Page excerpt
□ □ □
Data Popularity of the EOS files

The purpose of this working page is to collect feedback and requests about the popularity service looking at the data accessed at CERN inside EOS.

Two major goals should be achieved:

  • validation of the monitoring workflow
    • the monitoring tool must provide the expected answer to known aspects of the EOS system (read-only rates, number of pps test files accessed per hour, etc)
  • collection of the metrics needed to satisfy the monitoring purposes
    • this implies the formulation of well defined questions to be converted in specific data aggregations and DB queries

Brief description of the monitoring workflow

xrootd-popularity-workflow.png

  • Collector of the Xrootd detailed monitoring data
    • Based on UDP packets listener developed by M. Tavel and described in this talk Tadel-UsCmsXrdMon-Lyon-20111122.pdf
    • xrootd monitor configuration: xrootd.monitor all flush 30s mbuff 1472 window 5s dest files (PLEASE CHECK)
  • Messaging System for Grid (MSG)
    • Publish-subscribe model
    • Reduce the number of services collecting the UDP packets
    • Several consumers can access the MSG Broker
  • MSG Consumer to Oracle DB
    • Collects the UDP packets cached in the MSG broker and uploads them in the DB.
      • NB: only read file information is uploaded
  • Web Frontend to expose query results

More details about the popularity service system already developed for CMS and about its extension to the EOS Data can be found in

Data collected for popularity purposes

Not all the data in the udp packets are used for the popularity.
□ □ □
(Stored items from a collection)
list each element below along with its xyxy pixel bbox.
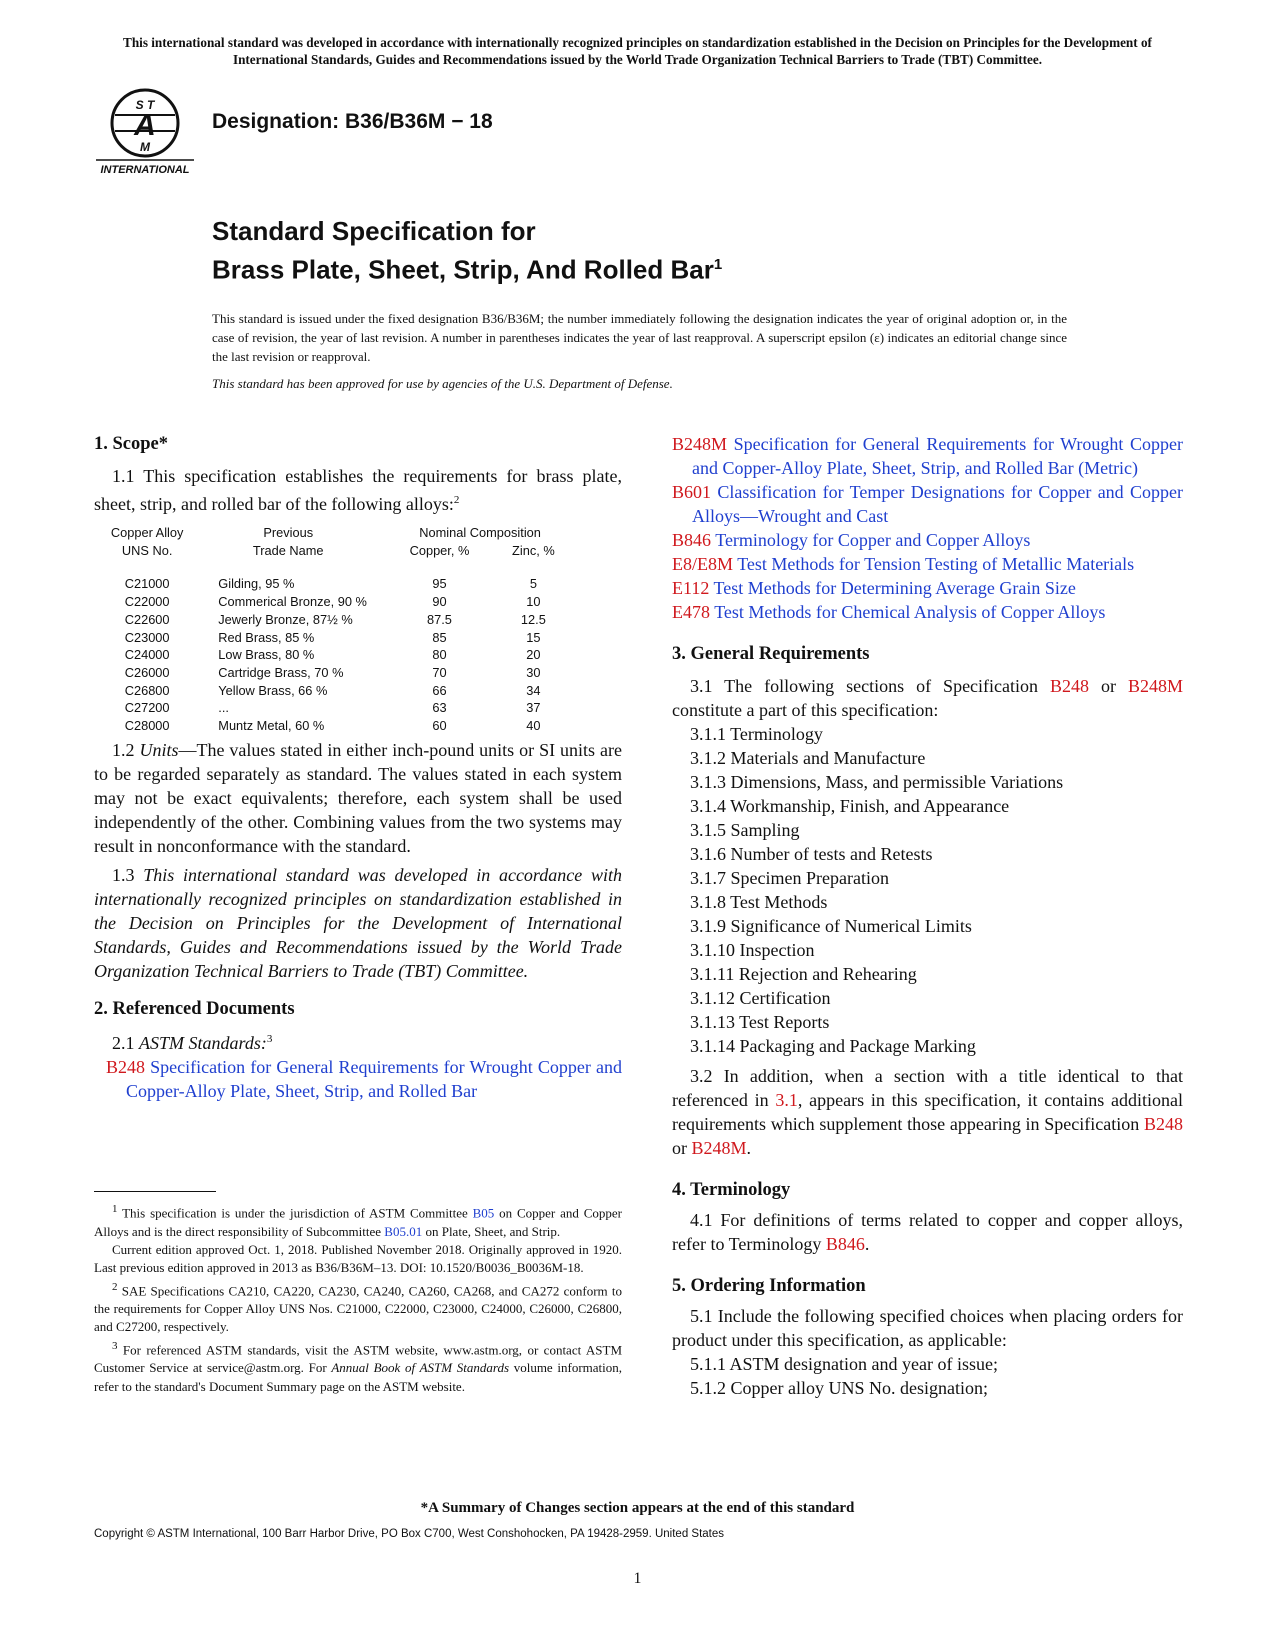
- link-b248m[interactable]: B248M: [1127, 676, 1183, 696]
- svg-text:A: A: [134, 109, 156, 142]
- list-item: 3.1.5 Sampling: [690, 820, 800, 840]
- svg-text:M: M: [140, 140, 150, 154]
- header-notice: This international standard was developed in accordance with internationally recognized principles on standardization established in the Decision on Principles for the Development of International Standards, Guides and Recommendations issued by the World Trade Organization Technical Barriers to Trade (TBT) Committee.: [123, 35, 1152, 67]
- svg-text:INTERNATIONAL: INTERNATIONAL: [100, 164, 190, 176]
- table-header-row: Copper Alloy Previous Nominal Composition: [110, 525, 541, 540]
- para-4-1: 4.1 For definitions of terms related to copper and copper alloys, refer to Terminology B846.: [672, 1210, 1183, 1254]
- link-b248[interactable]: B248: [1050, 676, 1090, 696]
- link-b05[interactable]: B05: [472, 1205, 495, 1221]
- link-b846[interactable]: B846: [825, 1234, 865, 1254]
- footnote-3: $^3$ For referenced ASTM standards, visit the ASTM website, www.astm.org, or contact ASTM Customer Service at service@astm.org. For Annual Book of ASTM Standards volume information, refer to the standard's Document Summary page on the ASTM website.: [94, 1339, 623, 1394]
- ref-b248[interactable]: B248 Specification for General Requirements for Wrought Copper and Copper-Alloy Plate, Sheet, Strip, and Rolled Bar: [106, 1056, 623, 1101]
- section-3-heading: 3. General Requirements: [672, 644, 870, 664]
- list-item: 3.1.4 Workmanship, Finish, and Appearance: [690, 796, 1010, 816]
- para-2-1: 2.1 ASTM Standards:$^3$: [112, 1032, 273, 1053]
- link-b248m[interactable]: B248M: [691, 1138, 747, 1158]
- list-item: 3.1.1 Terminology: [690, 724, 823, 744]
- item-5-1-2: 5.1.2 Copper alloy UNS No. designation;: [690, 1378, 988, 1398]
- table-row: C27200 ... 63 37: [124, 700, 541, 716]
- list-item: 3.1.14 Packaging and Package Marking: [690, 1036, 976, 1056]
- summary-of-changes-note: *A Summary of Changes section appears at the end of this standard: [420, 1500, 855, 1516]
- list-item: 3.1.2 Materials and Manufacture: [690, 748, 926, 768]
- para-3-2: 3.2 In addition, when a section with a title identical to that referenced in 3.1, appears in this specification, it contains additional requirements which supplement those appearing in Specification B248 or B248M.: [672, 1066, 1184, 1158]
- footnote-2: $^2$ SAE Specifications CA210, CA220, CA230, CA240, CA260, CA268, and CA272 conform to the requirements for Copper Alloy UNS Nos. C21000, C22000, C23000, C24000, C26000, C26800, and C27200, respectively.: [94, 1280, 622, 1335]
- astm-logo-icon: [92, 85, 198, 177]
- alloy-rows: [104, 575, 574, 734]
- right-column: [672, 432, 1183, 1400]
- footnotes: [94, 1200, 622, 1396]
- left-column: [94, 432, 622, 1103]
- title-footnote-mark: 1: [713, 256, 723, 273]
- list-item: 3.1.9 Significance of Numerical Limits: [690, 916, 972, 936]
- svg-text:S T: S T: [135, 98, 155, 112]
- title-line-2: Brass Plate, Sheet, Strip, And Rolled Bar: [212, 254, 714, 285]
- alloy-table: [104, 524, 574, 735]
- astm-logo: [92, 85, 198, 177]
- list-item: 3.1.11 Rejection and Rehearing: [690, 964, 917, 984]
- ref-b846[interactable]: B846 Terminology for Copper and Copper Alloys: [672, 530, 1031, 550]
- list-item: 3.1.12 Certification: [690, 988, 831, 1008]
- link-b248[interactable]: B248: [1143, 1114, 1183, 1134]
- list-item: 3.1.6 Number of tests and Retests: [690, 844, 933, 864]
- list-item: 3.1.7 Specimen Preparation: [690, 868, 889, 888]
- footnote-divider: [94, 1191, 216, 1192]
- para-1-1: 1.1 This specification establishes the requirements for brass plate, sheet, strip, and rolled bar of the following alloys:$^2$: [94, 466, 622, 514]
- ref-e478[interactable]: E478 Test Methods for Chemical Analysis of Copper Alloys: [672, 602, 1106, 622]
- ref-b248m[interactable]: B248M Specification for General Requirements for Wrought Copper and Copper-Alloy Plate, Sheet, Strip, and Rolled Bar (Metric): [672, 434, 1184, 478]
- title-line-1: Standard Specification for: [212, 216, 536, 246]
- list-item: 3.1.3 Dimensions, Mass, and permissible Variations: [690, 772, 1064, 792]
- copyright: Copyright © ASTM International, 100 Barr Harbor Drive, PO Box C700, West Conshohocken, PA 19428-2959. United States: [94, 1528, 725, 1540]
- table-row: C22000 Commerical Bronze, 90 % 90 10: [124, 594, 541, 610]
- ref-e8-e8m[interactable]: E8/E8M Test Methods for Tension Testing of Metallic Materials: [672, 554, 1135, 574]
- reference-list: [672, 432, 1183, 624]
- table-row: C24000 Low Brass, 80 % 80 20: [124, 647, 541, 663]
- ref-b601[interactable]: B601 Classification for Temper Designations for Copper and Copper Alloys—Wrought and Cast: [672, 482, 1184, 526]
- designation: Designation: B36/B36M − 18: [212, 110, 493, 133]
- section-5-heading: 5. Ordering Information: [672, 1276, 866, 1296]
- footnote-1: $^1$ This specification is under the jurisdiction of ASTM Committee B05 on Copper and Copper Alloys and is the direct responsibility of Subcommittee B05.01 on Plate, Sheet, and Strip.: [94, 1203, 622, 1239]
- link-3-1[interactable]: 3.1: [775, 1090, 798, 1110]
- table-row: C21000 Gilding, 95 % 95 5: [124, 576, 537, 592]
- list-item: 3.1.13 Test Reports: [690, 1012, 830, 1032]
- issue-note: This standard is issued under the fixed designation B36/B36M; the number immediately following the designation indicates the year of original adoption or, in the case of revision, the year of last revision. A number in parentheses indicates the year of last reapproval. A superscript epsilon (ε) indicates an editorial change since the last revision or reapproval.: [212, 311, 1067, 364]
- table-row: C22600 Jewerly Bronze, 87½ % 87.5 12.5: [124, 611, 546, 627]
- table-row: C26000 Cartridge Brass, 70 % 70 30: [124, 664, 541, 680]
- list-item: 3.1.10 Inspection: [690, 940, 815, 960]
- table-row: C28000 Muntz Metal, 60 % 60 40: [124, 718, 541, 734]
- table-header-row: UNS No. Trade Name Copper, % Zinc, %: [121, 542, 555, 558]
- section-2-heading: 2. Referenced Documents: [94, 998, 295, 1019]
- para-3-1: 3.1 The following sections of Specification B248 or B248M constitute a part of this specification:: [672, 676, 1183, 720]
- dod-note: This standard has been approved for use by agencies of the U.S. Department of Defense.: [212, 376, 673, 391]
- list-item: 3.1.8 Test Methods: [690, 892, 828, 912]
- item-5-1-1: 5.1.1 ASTM designation and year of issue;: [690, 1354, 998, 1374]
- para-1-3: 1.3 This international standard was developed in accordance with internationally recognized principles on standardization established in the Decision on Principles for the Development of International Standards, Guides and Recommendations issued by the World Trade Organization Technical Barriers to Trade (TBT) Committee.: [94, 864, 622, 981]
- ref-e112[interactable]: E112 Test Methods for Determining Average Grain Size: [672, 578, 1076, 598]
- table-row: C23000 Red Brass, 85 % 85 15: [124, 629, 541, 645]
- table-row: C26800 Yellow Brass, 66 % 66 34: [124, 682, 541, 698]
- para-1-2: 1.2 Units—The values stated in either inch-pound units or SI units are to be regarded separately as standard. The values stated in each system may not be exact equivalents; therefore, each system shall be used independently of the other. Combining values from the two systems may result in nonconformance with the standard.: [94, 739, 623, 856]
- footnote-1-edition: Current edition approved Oct. 1, 2018. Published November 2018. Originally approved in 1920. Last previous edition approved in 2013 as B36/B36M–13. DOI: 10.1520/B0036_B0036M-18.: [94, 1241, 622, 1276]
- link-b0501[interactable]: B05.01: [384, 1223, 423, 1239]
- page-number: 1: [633, 1570, 642, 1587]
- section-1-heading: 1. Scope*: [94, 434, 168, 454]
- general-items: [672, 722, 1183, 1058]
- para-5-1: 5.1 Include the following specified choices when placing orders for product under this specification, as applicable:: [672, 1306, 1183, 1350]
- document-title: [212, 214, 722, 287]
- section-4-heading: 4. Terminology: [672, 1180, 791, 1200]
□ □ □
Exercise instructions
According to the EOS data popularity page, what kind of model does the Messaging System for Grid follow? These items were drawn from a separate source.

Expected answer
A publish-subscribe model.